** Start of AVAILABLE DATA **
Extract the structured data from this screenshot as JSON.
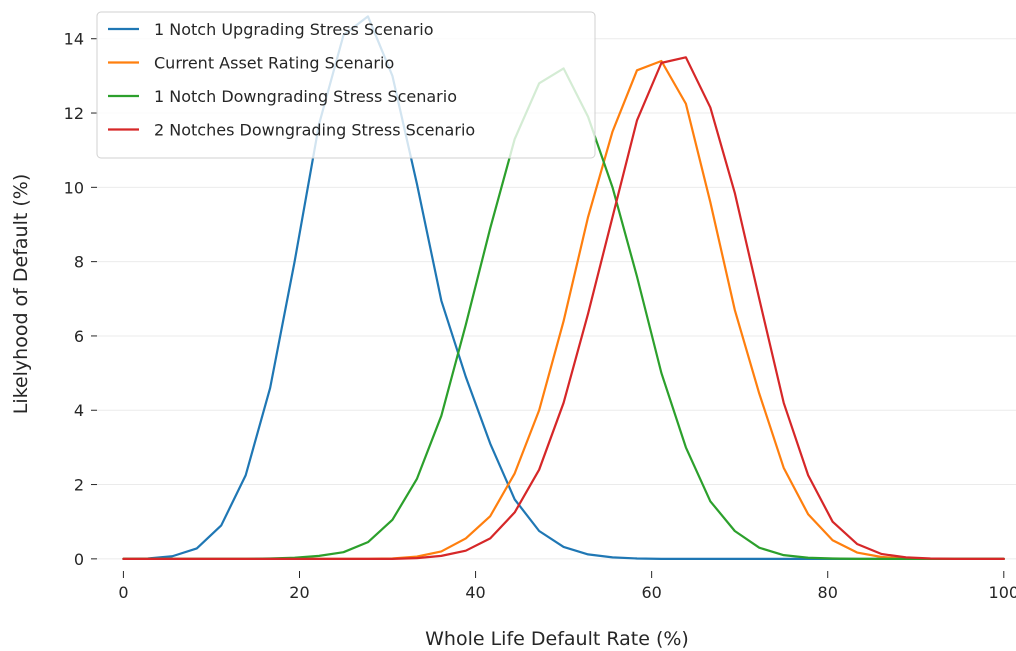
{
  "chart_data": {
    "type": "line",
    "xlabel": "Whole Life Default Rate (%)",
    "ylabel": "Likelyhood of Default (%)",
    "xlim": [
      -3,
      101.5
    ],
    "ylim": [
      -0.3,
      14.8
    ],
    "xticks": [
      0,
      20,
      40,
      60,
      80,
      100
    ],
    "yticks": [
      0,
      2,
      4,
      6,
      8,
      10,
      12,
      14
    ],
    "grid": "horizontal",
    "legend_position": "top-left",
    "x": [
      0,
      2.7778,
      5.5556,
      8.3333,
      11.1111,
      13.8889,
      16.6667,
      19.4444,
      22.2222,
      25.0,
      27.7778,
      30.5556,
      33.3333,
      36.1111,
      38.8889,
      41.6667,
      44.4444,
      47.2222,
      50.0,
      52.7778,
      55.5556,
      58.3333,
      61.1111,
      63.8889,
      66.6667,
      69.4444,
      72.2222,
      75.0,
      77.7778,
      80.5556,
      83.3333,
      86.1111,
      88.8889,
      91.6667,
      94.4444,
      97.2222,
      100.0
    ],
    "series": [
      {
        "name": "1 Notch Upgrading Stress Scenario",
        "color": "#1f77b4",
        "values": [
          0.0,
          0.01,
          0.07,
          0.28,
          0.9,
          2.25,
          4.6,
          8.0,
          11.7,
          14.1,
          14.6,
          13.0,
          10.1,
          6.95,
          4.9,
          3.1,
          1.6,
          0.75,
          0.32,
          0.12,
          0.04,
          0.01,
          0.0,
          0.0,
          0.0,
          0.0,
          0.0,
          0.0,
          0.0,
          0.0,
          0.0,
          0.0,
          0.0,
          0.0,
          0.0,
          0.0,
          0.0
        ]
      },
      {
        "name": "Current Asset Rating Scenario",
        "color": "#ff7f0e",
        "values": [
          0.0,
          0.0,
          0.0,
          0.0,
          0.0,
          0.0,
          0.0,
          0.0,
          0.0,
          0.0,
          0.0,
          0.01,
          0.06,
          0.2,
          0.55,
          1.15,
          2.3,
          4.0,
          6.4,
          9.2,
          11.5,
          13.15,
          13.4,
          12.25,
          9.6,
          6.7,
          4.45,
          2.45,
          1.2,
          0.5,
          0.17,
          0.05,
          0.01,
          0.0,
          0.0,
          0.0,
          0.0
        ]
      },
      {
        "name": "1 Notch Downgrading Stress Scenario",
        "color": "#2ca02c",
        "values": [
          0.0,
          0.0,
          0.0,
          0.0,
          0.0,
          0.0,
          0.01,
          0.03,
          0.08,
          0.18,
          0.45,
          1.05,
          2.15,
          3.85,
          6.3,
          8.9,
          11.3,
          12.8,
          13.2,
          11.9,
          10.0,
          7.6,
          5.0,
          3.0,
          1.55,
          0.75,
          0.3,
          0.1,
          0.03,
          0.01,
          0.0,
          0.0,
          0.0,
          0.0,
          0.0,
          0.0,
          0.0
        ]
      },
      {
        "name": "2 Notches Downgrading Stress Scenario",
        "color": "#d62728",
        "values": [
          0.0,
          0.0,
          0.0,
          0.0,
          0.0,
          0.0,
          0.0,
          0.0,
          0.0,
          0.0,
          0.0,
          0.0,
          0.02,
          0.08,
          0.22,
          0.55,
          1.25,
          2.4,
          4.2,
          6.6,
          9.2,
          11.8,
          13.35,
          13.5,
          12.15,
          9.85,
          7.0,
          4.2,
          2.25,
          1.0,
          0.4,
          0.13,
          0.04,
          0.01,
          0.0,
          0.0,
          0.0
        ]
      }
    ]
  }
}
** End of AVAILABLE DATA **
— DIRECTIONS —
Count every line of the records that holds "name". State the number, nothing else.

— EXERCISE RESPONSE —
4